Collect each line containing "text".

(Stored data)
****************************************

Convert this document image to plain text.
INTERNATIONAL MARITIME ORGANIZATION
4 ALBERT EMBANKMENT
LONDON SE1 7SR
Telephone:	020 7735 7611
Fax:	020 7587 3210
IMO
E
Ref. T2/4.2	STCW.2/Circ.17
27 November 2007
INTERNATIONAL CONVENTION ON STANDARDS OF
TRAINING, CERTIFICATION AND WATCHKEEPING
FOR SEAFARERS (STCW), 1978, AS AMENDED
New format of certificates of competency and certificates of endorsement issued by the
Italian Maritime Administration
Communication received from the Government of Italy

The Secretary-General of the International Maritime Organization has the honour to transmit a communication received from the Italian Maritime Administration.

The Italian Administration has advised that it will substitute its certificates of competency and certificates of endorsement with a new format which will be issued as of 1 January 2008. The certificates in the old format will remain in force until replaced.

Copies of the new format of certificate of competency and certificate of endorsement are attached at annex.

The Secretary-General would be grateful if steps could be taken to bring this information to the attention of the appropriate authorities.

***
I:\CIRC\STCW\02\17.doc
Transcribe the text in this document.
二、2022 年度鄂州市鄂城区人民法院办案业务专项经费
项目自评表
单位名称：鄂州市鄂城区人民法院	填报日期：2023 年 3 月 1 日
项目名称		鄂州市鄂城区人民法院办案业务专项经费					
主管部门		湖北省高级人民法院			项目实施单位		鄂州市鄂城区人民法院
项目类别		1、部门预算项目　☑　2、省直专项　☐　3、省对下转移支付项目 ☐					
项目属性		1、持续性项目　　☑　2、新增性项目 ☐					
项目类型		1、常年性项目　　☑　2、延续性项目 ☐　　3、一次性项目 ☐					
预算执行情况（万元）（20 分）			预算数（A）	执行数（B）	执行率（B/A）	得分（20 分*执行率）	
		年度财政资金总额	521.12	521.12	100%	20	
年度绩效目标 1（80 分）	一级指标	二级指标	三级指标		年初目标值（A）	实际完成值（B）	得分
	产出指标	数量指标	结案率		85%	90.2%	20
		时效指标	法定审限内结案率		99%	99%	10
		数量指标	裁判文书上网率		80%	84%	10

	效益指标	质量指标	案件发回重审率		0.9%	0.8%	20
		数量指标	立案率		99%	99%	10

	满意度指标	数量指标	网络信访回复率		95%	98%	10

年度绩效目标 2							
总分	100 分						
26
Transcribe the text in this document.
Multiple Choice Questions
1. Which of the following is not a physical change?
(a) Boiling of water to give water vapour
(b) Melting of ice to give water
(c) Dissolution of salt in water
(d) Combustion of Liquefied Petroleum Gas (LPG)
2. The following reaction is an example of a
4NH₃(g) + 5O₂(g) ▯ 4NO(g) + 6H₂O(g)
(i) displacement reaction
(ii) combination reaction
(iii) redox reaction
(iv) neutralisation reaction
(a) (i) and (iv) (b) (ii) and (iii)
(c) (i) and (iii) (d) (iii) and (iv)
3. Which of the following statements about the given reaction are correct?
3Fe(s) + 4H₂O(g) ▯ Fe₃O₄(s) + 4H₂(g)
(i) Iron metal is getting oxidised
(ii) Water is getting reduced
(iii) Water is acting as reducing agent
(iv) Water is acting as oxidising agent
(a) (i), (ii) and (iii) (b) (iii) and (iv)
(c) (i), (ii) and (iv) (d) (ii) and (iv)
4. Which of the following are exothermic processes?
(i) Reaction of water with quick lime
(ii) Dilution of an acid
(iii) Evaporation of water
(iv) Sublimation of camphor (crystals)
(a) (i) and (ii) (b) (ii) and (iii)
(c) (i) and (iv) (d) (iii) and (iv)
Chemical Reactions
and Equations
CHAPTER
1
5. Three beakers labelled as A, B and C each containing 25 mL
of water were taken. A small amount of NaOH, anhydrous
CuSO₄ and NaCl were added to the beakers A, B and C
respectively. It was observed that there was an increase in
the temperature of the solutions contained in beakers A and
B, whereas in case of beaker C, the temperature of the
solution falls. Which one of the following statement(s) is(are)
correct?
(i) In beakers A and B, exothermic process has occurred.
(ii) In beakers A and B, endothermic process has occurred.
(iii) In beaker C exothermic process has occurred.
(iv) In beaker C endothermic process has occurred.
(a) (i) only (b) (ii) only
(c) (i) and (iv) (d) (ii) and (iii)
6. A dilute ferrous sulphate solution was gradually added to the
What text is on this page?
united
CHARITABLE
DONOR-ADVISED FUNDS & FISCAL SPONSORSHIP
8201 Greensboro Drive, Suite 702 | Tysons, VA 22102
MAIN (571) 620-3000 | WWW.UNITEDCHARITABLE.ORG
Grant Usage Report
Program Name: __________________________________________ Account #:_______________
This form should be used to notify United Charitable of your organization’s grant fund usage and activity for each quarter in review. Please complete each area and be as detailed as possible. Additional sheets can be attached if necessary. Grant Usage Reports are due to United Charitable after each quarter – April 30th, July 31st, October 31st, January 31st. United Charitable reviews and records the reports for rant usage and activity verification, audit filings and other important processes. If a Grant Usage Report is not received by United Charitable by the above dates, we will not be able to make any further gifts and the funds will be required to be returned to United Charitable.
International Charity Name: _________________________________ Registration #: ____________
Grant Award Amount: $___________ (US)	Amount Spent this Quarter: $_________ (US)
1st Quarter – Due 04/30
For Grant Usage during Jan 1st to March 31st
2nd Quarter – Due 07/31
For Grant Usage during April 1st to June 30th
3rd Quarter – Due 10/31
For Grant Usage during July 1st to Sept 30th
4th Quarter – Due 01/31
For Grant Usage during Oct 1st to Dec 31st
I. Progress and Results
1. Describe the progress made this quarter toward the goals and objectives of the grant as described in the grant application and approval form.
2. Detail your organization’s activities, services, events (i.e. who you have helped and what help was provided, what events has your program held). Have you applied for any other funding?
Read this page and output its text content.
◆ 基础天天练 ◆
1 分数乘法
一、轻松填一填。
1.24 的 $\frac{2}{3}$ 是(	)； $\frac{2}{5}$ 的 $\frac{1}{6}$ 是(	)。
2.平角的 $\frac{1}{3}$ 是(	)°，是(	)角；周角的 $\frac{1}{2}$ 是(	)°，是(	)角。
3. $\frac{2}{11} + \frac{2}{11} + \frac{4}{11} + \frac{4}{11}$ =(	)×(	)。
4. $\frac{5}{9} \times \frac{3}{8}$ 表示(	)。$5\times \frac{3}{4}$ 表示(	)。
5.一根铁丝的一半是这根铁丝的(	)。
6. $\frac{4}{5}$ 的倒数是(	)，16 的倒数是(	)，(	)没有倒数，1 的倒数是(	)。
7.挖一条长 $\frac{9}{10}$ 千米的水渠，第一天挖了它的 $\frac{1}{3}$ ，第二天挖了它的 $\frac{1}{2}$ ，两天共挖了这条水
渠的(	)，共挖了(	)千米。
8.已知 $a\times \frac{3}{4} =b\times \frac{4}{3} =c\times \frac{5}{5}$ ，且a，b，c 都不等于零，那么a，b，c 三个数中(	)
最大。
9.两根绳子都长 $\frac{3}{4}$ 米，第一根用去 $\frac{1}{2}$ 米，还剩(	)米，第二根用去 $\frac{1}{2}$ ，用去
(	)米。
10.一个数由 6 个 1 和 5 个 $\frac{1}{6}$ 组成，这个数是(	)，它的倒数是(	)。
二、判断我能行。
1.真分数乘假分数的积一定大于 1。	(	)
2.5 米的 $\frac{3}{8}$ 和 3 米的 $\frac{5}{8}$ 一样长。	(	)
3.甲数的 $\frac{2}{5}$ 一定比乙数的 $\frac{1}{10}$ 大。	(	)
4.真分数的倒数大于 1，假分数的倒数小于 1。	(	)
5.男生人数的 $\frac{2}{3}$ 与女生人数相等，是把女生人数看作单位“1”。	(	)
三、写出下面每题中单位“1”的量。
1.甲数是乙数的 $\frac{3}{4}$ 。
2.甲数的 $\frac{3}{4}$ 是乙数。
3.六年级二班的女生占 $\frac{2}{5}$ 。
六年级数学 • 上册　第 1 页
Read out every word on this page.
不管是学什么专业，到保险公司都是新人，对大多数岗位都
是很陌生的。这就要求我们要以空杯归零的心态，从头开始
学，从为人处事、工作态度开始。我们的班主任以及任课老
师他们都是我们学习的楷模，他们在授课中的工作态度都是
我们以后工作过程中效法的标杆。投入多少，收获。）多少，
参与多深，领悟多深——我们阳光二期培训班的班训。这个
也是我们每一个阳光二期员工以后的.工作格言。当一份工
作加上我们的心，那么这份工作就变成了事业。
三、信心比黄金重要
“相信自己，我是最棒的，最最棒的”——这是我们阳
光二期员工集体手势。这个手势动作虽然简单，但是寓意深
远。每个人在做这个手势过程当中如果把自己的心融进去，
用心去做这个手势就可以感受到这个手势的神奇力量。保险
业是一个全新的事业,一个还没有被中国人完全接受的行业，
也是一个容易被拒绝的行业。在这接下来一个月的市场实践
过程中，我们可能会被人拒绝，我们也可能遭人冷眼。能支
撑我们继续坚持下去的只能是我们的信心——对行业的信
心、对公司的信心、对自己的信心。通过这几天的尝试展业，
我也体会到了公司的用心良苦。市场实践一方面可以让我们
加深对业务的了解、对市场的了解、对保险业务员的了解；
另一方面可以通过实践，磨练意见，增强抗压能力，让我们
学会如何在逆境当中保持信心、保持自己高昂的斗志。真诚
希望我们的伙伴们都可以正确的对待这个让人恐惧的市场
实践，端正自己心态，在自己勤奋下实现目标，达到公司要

****************************************

Solution to this task:
Convert this document image to plain text.
Transcribe the text in this document.
Transcribe the text in this document.
What text is on this page?
Read this page and output its text content.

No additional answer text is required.